Pittsburgh wide receiver ANTONIO BROWN and Atlanta wide receiver JULIO JONES tied for the NFL lead with 136 receptions, the second-most in a single season in NFL history (MARVIN HARRISON, 143 in 2002).
Brown, who led the league with 129 catches in 2014, has 265 total receptions over the past two seasons, surpassing Harrison (252 in 2001-02) for the most catches in any two-season span in NFL history.
Brown (136 catches for 1,834 yards) and Jones (136 catches for 1,871 yards) are the first players in NFL history to have at least 125 catches and 1,800 yards in a season.
Brown had four 185-yard receiving games in 2015, the most in a single season in NFL history.
Jones' 1,871 receiving yards are the second-most in a single season (CALVIN JOHNSON, 1,964 in 2012).

[Stored entries]
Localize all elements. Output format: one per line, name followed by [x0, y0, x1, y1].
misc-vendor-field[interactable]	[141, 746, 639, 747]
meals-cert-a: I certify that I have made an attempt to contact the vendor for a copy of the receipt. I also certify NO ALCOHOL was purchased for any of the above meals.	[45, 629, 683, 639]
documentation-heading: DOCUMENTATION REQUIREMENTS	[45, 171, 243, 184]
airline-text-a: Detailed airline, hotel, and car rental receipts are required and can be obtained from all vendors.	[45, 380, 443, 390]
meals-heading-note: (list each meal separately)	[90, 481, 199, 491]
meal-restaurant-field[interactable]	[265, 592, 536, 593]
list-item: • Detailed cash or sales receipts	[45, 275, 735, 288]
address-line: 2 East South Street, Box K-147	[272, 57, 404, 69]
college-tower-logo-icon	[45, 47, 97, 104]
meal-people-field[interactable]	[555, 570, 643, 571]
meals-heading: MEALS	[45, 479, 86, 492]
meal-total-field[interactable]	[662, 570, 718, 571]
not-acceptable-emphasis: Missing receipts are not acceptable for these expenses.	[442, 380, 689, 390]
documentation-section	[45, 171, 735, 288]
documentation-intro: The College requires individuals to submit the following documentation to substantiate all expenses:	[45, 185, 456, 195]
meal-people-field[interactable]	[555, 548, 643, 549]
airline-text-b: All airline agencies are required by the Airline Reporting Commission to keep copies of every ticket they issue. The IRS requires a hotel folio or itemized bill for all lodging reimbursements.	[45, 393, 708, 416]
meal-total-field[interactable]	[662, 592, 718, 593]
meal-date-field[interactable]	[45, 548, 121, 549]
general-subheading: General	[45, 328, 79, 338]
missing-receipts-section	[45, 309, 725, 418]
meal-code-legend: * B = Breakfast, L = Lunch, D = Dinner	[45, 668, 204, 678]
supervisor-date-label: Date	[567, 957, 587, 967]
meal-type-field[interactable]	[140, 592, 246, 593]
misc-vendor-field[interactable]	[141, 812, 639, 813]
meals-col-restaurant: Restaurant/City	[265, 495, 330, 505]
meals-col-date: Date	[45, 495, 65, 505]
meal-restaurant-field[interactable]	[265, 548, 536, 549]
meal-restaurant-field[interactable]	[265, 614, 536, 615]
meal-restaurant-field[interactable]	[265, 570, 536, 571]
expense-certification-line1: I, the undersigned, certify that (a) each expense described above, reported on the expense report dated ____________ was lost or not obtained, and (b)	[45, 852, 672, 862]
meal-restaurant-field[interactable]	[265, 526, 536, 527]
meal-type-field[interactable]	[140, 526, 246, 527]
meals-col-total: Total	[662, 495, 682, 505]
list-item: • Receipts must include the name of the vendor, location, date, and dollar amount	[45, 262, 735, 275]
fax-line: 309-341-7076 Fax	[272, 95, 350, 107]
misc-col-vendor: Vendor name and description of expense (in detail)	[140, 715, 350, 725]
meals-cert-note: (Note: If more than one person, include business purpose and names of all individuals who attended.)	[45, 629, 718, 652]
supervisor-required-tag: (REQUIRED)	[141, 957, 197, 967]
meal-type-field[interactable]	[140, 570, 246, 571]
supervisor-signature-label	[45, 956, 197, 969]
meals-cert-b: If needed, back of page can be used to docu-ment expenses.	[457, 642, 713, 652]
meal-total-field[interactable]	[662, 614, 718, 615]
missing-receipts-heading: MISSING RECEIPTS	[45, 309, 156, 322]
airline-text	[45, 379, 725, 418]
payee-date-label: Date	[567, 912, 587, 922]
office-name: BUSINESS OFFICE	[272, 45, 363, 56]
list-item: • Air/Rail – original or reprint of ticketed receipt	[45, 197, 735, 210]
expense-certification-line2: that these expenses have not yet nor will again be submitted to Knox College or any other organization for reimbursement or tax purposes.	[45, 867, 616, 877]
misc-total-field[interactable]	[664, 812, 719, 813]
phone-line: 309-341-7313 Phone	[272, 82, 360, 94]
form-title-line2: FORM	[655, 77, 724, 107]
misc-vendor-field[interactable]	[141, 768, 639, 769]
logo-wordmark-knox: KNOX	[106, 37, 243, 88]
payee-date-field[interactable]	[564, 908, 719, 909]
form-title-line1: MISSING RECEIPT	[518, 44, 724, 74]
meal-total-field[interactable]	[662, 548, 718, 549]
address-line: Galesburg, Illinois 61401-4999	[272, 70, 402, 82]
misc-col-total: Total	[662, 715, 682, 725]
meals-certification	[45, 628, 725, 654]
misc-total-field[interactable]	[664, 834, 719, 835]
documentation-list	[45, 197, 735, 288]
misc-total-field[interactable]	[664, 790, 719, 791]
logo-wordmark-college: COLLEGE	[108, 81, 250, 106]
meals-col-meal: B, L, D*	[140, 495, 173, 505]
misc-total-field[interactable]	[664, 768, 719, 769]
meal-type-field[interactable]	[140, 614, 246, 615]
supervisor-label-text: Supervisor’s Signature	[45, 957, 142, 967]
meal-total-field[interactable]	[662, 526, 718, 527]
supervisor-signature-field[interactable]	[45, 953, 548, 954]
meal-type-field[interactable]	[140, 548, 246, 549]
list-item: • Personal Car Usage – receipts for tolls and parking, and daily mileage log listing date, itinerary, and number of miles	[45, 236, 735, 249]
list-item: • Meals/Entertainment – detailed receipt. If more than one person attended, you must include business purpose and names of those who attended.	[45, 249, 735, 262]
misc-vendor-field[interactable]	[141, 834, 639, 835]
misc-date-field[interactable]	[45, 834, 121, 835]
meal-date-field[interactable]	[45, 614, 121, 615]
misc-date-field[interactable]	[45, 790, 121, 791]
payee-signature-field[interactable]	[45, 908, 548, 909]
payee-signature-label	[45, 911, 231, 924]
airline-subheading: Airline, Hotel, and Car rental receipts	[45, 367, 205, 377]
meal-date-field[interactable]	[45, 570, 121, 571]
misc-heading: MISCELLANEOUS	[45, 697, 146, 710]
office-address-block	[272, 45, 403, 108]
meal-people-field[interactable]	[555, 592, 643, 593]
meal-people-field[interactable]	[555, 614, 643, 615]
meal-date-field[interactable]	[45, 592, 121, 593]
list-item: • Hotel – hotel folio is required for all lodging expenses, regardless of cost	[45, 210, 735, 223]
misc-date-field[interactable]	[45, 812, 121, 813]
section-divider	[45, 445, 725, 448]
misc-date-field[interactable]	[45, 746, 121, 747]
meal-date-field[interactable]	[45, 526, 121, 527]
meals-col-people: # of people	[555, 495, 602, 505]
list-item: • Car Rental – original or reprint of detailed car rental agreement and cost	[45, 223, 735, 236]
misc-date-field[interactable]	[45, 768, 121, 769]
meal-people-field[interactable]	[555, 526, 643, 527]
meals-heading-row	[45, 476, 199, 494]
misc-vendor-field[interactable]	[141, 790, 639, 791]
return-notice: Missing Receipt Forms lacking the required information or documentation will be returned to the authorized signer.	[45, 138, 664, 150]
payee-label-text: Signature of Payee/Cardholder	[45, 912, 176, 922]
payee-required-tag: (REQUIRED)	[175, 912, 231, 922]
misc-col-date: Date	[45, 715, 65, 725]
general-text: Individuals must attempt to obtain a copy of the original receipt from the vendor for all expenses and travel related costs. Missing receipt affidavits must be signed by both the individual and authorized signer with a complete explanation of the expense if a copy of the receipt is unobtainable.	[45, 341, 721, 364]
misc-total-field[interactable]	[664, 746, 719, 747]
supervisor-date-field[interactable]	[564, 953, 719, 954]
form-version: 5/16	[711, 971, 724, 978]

» **Direction 1**: Decide whether each statement agrees with the passage on NFL receiving records, answering yes or no and quoting the words that settle it: (a) Brown and Jones finished with the same number of receptions. (b) Harrison still holds the record for most catches in any two-season span. (c) Jones gained more receiving yards than Brown in the season described.
» **Direction 2**: Extend the passage on NFL receiving records with a few more sentences that pick up after its final line.
Nothing in the listing is needed here.

» **Final answer 1**:
(a) Yes: "tied for the NFL lead with 136 receptions"
(b) No: "surpassing Harrison (252 in 2001-02) for the most catches in any two-season span in NFL history"
(c) Yes: "Brown (136 catches for 1,834 yards) and Jones (136 catches for 1,871 yards)"

» **Final answer 2**:
Three players reached the 1,000-catch mark this season -- Dallas' JASON WITTEN (1,020), Arizona's LARRY FITZGERALD (1,018) and San Francisco's ANQUAN BOLDIN (1,009) -- marking the first time in NFL history three players recorded their 1,000th career reception in the same season.
ANQUAN BOLDIN of the 49ers had 69 receptions this season, the 13th consecutive season he has caught 50+ passes since entering the league in 2003. Boldin's streak is the most consecutive seasons with 50+ receptions to begin a career.
Arizona wide receiver LARRY FITZGERALD (109 receptions) had more than 50 catches for the 12th consecutive season, the second-longest such streak to begin a career.
New York Giants wide receiver ODELL BECKHAM, JR. had 96 receptions for 1,450 yards and 13 touchdowns in 2015. Beckham, who had 1,305 receiving yards as a rookie last season, has 2,755 career receiving yards, surpassing RANDY MOSS for the most receiving yards through a player's first two seasons NFL history.
New York Jets wide receiver BRANDON MARSHALL had a franchise-record 109 catches this season and is the first player in NFL history with six 100-catch seasons.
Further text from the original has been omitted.